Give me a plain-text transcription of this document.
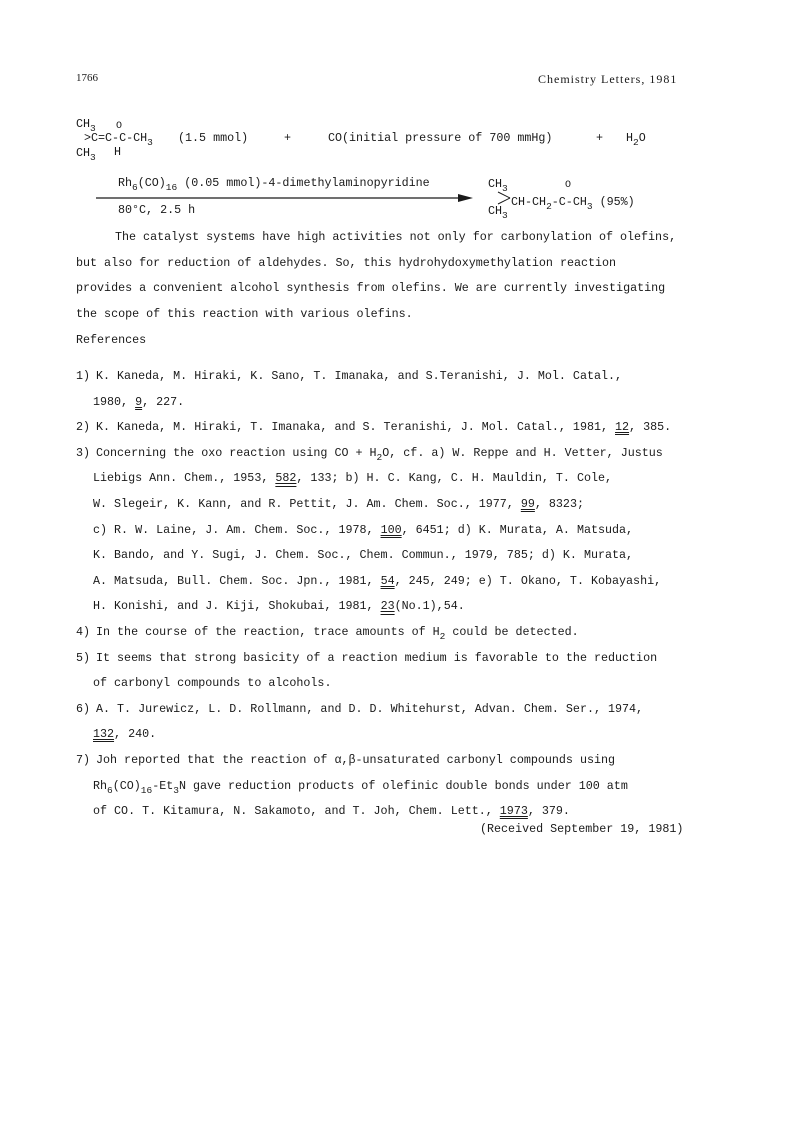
1766	Chemistry Letters, 1981
$CH_3$ O
$>C=C-C-CH_3$
$CH_3$ H
(1.5 mmol)	+	CO(initial pressure of 700 mmHg)	+ $H_2O$
$Rh_6(CO)_{16}$ (0.05 mmol)-4-dimethylaminopyridine
80°C, 2.5 h
$CH_3$	O
$CH_3$
$CH-CH_2-C-CH_3$ (95%)
The catalyst systems have high activities not only for carbonylation of olefins,
but also for reduction of aldehydes. So, this hydrohydoxymethylation reaction
provides a convenient alcohol synthesis from olefins. We are currently investigating
the scope of this reaction with various olefins.
References
1) K. Kaneda, M. Hiraki, K. Sano, T. Imanaka, and S.Teranishi, J. Mol. Catal.,
1980, 9, 227.
2) K. Kaneda, M. Hiraki, T. Imanaka, and S. Teranishi, J. Mol. Catal., 1981, 12, 385.
3) Concerning the oxo reaction using CO + $H_2O$, cf. a) W. Reppe and H. Vetter, Justus
Liebigs Ann. Chem., 1953, 582, 133; b) H. C. Kang, C. H. Mauldin, T. Cole,
W. Slegeir, K. Kann, and R. Pettit, J. Am. Chem. Soc., 1977, 99, 8323;
c) R. W. Laine, J. Am. Chem. Soc., 1978, 100, 6451; d) K. Murata, A. Matsuda,
K. Bando, and Y. Sugi, J. Chem. Soc., Chem. Commun., 1979, 785; d) K. Murata,
A. Matsuda, Bull. Chem. Soc. Jpn., 1981, 54, 245, 249; e) T. Okano, T. Kobayashi,
H. Konishi, and J. Kiji, Shokubai, 1981, 23(No.1),54.
4) In the course of the reaction, trace amounts of $H_2$ could be detected.
5) It seems that strong basicity of a reaction medium is favorable to the reduction
of carbonyl compounds to alcohols.
6) A. T. Jurewicz, L. D. Rollmann, and D. D. Whitehurst, Advan. Chem. Ser., 1974,
132, 240.
7) Joh reported that the reaction of α,β-unsaturated carbonyl compounds using
$Rh_6(CO)_{16}-Et_3N$ gave reduction products of olefinic double bonds under 100 atm
of CO. T. Kitamura, N. Sakamoto, and T. Joh, Chem. Lett., 1973, 379.
(Received September 19, 1981)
■ ■ ■ ■ ■
### Goal
Transcribe the listing in full. Omit the pictures and keep every line exact.

### Worked answer
Give me a plain-text transcription of this document.
1766	Chemistry Letters, 1981
$CH_3$ O
$>C=C-C-CH_3$
$CH_3$ H
(1.5 mmol)	+	CO(initial pressure of 700 mmHg)	+ $H_2O$
$Rh_6(CO)_{16}$ (0.05 mmol)-4-dimethylaminopyridine
80°C, 2.5 h
$CH_3$	O
$CH_3$
$CH-CH_2-C-CH_3$ (95%)
The catalyst systems have high activities not only for carbonylation of olefins,
but also for reduction of aldehydes. So, this hydrohydoxymethylation reaction
provides a convenient alcohol synthesis from olefins. We are currently investigating
the scope of this reaction with various olefins.
References
1) K. Kaneda, M. Hiraki, K. Sano, T. Imanaka, and S.Teranishi, J. Mol. Catal.,
1980, 9, 227.
2) K. Kaneda, M. Hiraki, T. Imanaka, and S. Teranishi, J. Mol. Catal., 1981, 12, 385.
3) Concerning the oxo reaction using CO + $H_2O$, cf. a) W. Reppe and H. Vetter, Justus
Liebigs Ann. Chem., 1953, 582, 133; b) H. C. Kang, C. H. Mauldin, T. Cole,
W. Slegeir, K. Kann, and R. Pettit, J. Am. Chem. Soc., 1977, 99, 8323;
c) R. W. Laine, J. Am. Chem. Soc., 1978, 100, 6451; d) K. Murata, A. Matsuda,
K. Bando, and Y. Sugi, J. Chem. Soc., Chem. Commun., 1979, 785; d) K. Murata,
A. Matsuda, Bull. Chem. Soc. Jpn., 1981, 54, 245, 249; e) T. Okano, T. Kobayashi,
H. Konishi, and J. Kiji, Shokubai, 1981, 23(No.1),54.
4) In the course of the reaction, trace amounts of $H_2$ could be detected.
5) It seems that strong basicity of a reaction medium is favorable to the reduction
of carbonyl compounds to alcohols.
6) A. T. Jurewicz, L. D. Rollmann, and D. D. Whitehurst, Advan. Chem. Ser., 1974,
132, 240.
7) Joh reported that the reaction of α,β-unsaturated carbonyl compounds using
$Rh_6(CO)_{16}-Et_3N$ gave reduction products of olefinic double bonds under 100 atm
of CO. T. Kitamura, N. Sakamoto, and T. Joh, Chem. Lett., 1973, 379.
(Received September 19, 1981)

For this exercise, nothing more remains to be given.